[Excerpted passage]
BEGIN

Re-exec TSan with no ASLR if memory layout is incompatible on Linux #78351

thurstond · 2024-01-16T21:41:46Z

TSan's shadow mappings only support 30-bits of ASLR entropy on x86 Linux, and
it is not practical to support the maximum of 32-bits (due to pointer
compression and the overhead of shadow mappings). Instead, this patch
changes TSan to re-exec without ASLR if it encounters an incompatible
memory layout, as suggested by Dmitry in google/sanitizers#1716.
If ASLR is already disabled but the memory layout is still incompatible, it will abort.

This patch involves a bit of refactoring, because the old code is:

InitializePlatformEarly()
InitializeAllocator()
InitializePlatform(): CheckAndProtect()

but it may already segfault during InitializeAllocator() if the memory
layout is incompatible, before we get a chance to check in
CheckAndProtect().

This patch adds CheckAndProtect() during InitializePlatformEarly(), before
the allocator is initialized. Naturally, it is necessary to ensure that
CheckAndProtect() does not allow the heap regions to be occupied there,
hence we generalize CheckAndProtect() to optionally check the heap
regions. We keep the original behavior of CheckAndProtect() in InitializePlatform()
as a last line of defense.

We need to be careful not to prematurely abort if ASLR is disabled but TSan was going to re-exec
for other reasons (e.g., unlimited stack size); we implement this by
moving all the re-exec logic into ReExecIfNeeded().

llvmbot · 2024-01-16T21:42:13Z

@llvm/pr-subscribers-compiler-rt-sanitizer

Author: Thurston Dang (thurstond)

Changes

TSan's shadow mappings only support 30-bits of ASLR entropy on x86, and
it is not practical to support the maximum of 32-bits (due to pointer
compression and the overhead of shadow mappings). Instead, this patch
changes TSan to re-exec without ASLR if it encounters an incompatible
memory layout, as suggested by Dmitry in google/sanitizers#1716.
If ASLR is already disabled, it will abort.

This patch involves a bit of refactoring, because the old code is:
InitializePlatformEarly()
InitializeAllocator()
InitializePlatform(): CheckAndProtect()
but it may already segfault during InitializeAllocator() if the memory
layout is incompatible, before we get a chance to check in
CheckAndProtect.

This patch adds CheckAndProtect during InitializePlatformEarly(), before
the allocator is initialized. Naturally, it is necessary to ensure that
CheckAndProtect does not allow the heap regions to be occupied there,
hence we generalize CheckAndProtect to optionally check the heap
regions. We keep the original behavior of CheckAndProtect() in InitializePlatform()
as a last line of defense.

We need to careful not to prematurely abort if ASLR is disabled but TSan was going to re-exec
for other reasons (e.g., unlimited stack size); we implement this by
moving all the re-exec logic into ReExecIfNeeded().

END

[What you will do]
a - Please reproduce the passage of the TSan pull request above word for word, from "thurstond · 2024-01-16T21:41:46Z" to "incompatible, it will abort.".
b - Answer these questions from the TSan pull request above:
(i) How many bits of ASLR entropy do TSan's shadow mappings support on x86 Linux?
(ii) Who suggested re-executing without ASLR, and where?
(iii) What example does the final paragraph give of another reason TSan might re-exec?
c - List every function the TSan pull request above mentions by name.

[Information supplied]
BEGIN

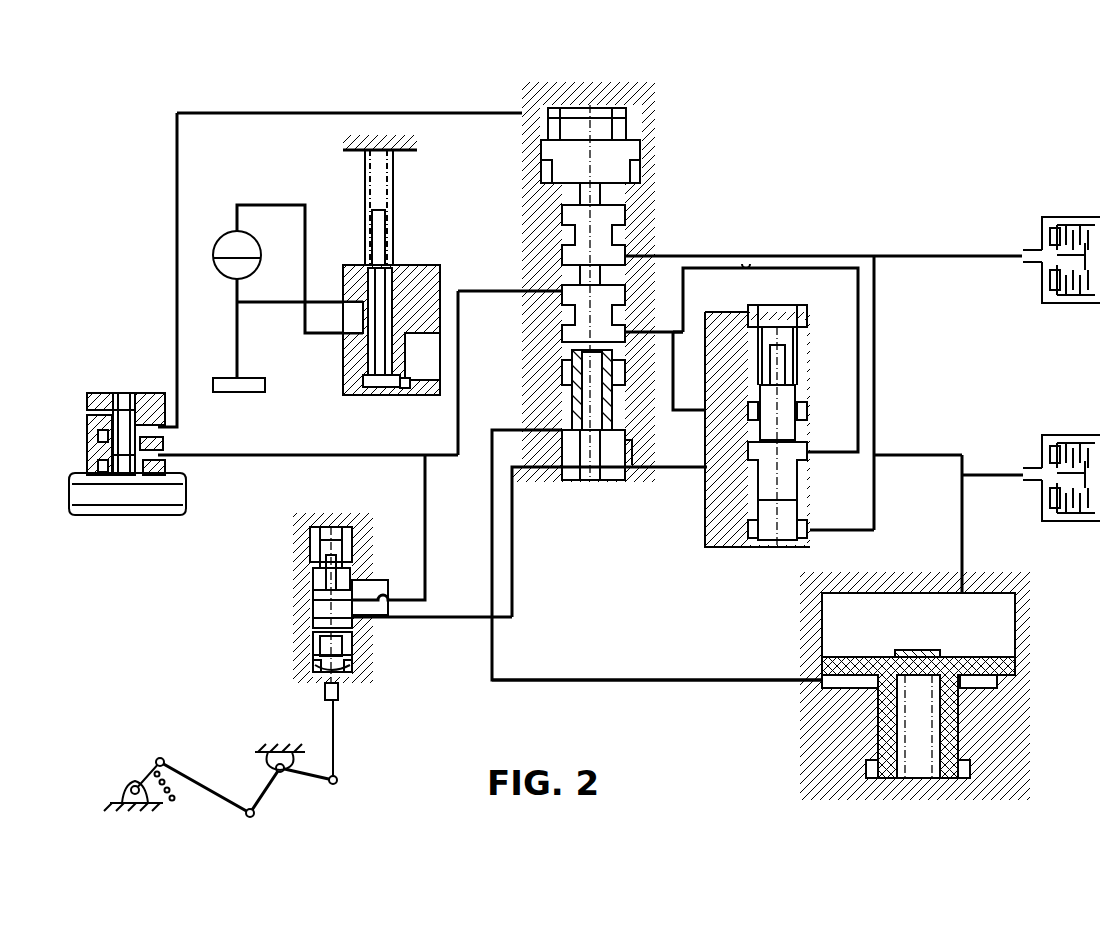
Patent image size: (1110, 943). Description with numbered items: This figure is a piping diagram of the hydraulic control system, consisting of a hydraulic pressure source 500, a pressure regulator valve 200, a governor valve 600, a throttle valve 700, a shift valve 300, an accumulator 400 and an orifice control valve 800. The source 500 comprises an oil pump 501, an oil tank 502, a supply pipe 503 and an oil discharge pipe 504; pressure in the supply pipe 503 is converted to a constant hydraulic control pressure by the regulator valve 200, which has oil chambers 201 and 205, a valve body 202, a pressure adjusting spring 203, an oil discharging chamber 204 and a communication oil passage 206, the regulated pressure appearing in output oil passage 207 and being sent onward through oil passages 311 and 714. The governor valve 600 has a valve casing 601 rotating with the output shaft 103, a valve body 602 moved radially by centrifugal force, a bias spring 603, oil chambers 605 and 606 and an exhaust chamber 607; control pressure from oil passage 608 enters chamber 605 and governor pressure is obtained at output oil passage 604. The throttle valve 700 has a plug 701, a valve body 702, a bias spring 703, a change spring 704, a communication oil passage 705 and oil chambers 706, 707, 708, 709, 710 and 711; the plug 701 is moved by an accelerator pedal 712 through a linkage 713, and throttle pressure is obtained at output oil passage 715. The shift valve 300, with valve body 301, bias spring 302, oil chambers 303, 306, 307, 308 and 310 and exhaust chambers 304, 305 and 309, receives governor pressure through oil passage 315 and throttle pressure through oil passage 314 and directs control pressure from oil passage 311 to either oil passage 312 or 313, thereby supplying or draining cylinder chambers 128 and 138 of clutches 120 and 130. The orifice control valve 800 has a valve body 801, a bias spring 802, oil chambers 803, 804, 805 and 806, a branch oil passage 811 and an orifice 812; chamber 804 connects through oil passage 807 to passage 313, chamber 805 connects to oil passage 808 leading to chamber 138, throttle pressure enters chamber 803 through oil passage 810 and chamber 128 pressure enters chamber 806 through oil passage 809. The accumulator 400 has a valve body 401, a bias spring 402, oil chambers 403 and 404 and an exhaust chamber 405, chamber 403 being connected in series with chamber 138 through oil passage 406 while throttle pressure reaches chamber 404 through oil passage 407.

END

[Worked solutions]
a -
thurstond · 2024-01-16T21:41:46Z

TSan's shadow mappings only support 30-bits of ASLR entropy on x86 Linux, and
it is not practical to support the maximum of 32-bits (due to pointer
compression and the overhead of shadow mappings). Instead, this patch
changes TSan to re-exec without ASLR if it encounters an incompatible
memory layout, as suggested by Dmitry in google/sanitizers#1716.
If ASLR is already disabled but the memory layout is still incompatible, it will abort.

b -
(i) 30 bits.
(ii) Dmitry, in google/sanitizers#1716.
(iii) Unlimited stack size.

c -
InitializePlatformEarly()
InitializeAllocator()
InitializePlatform()
CheckAndProtect()
ReExecIfNeeded()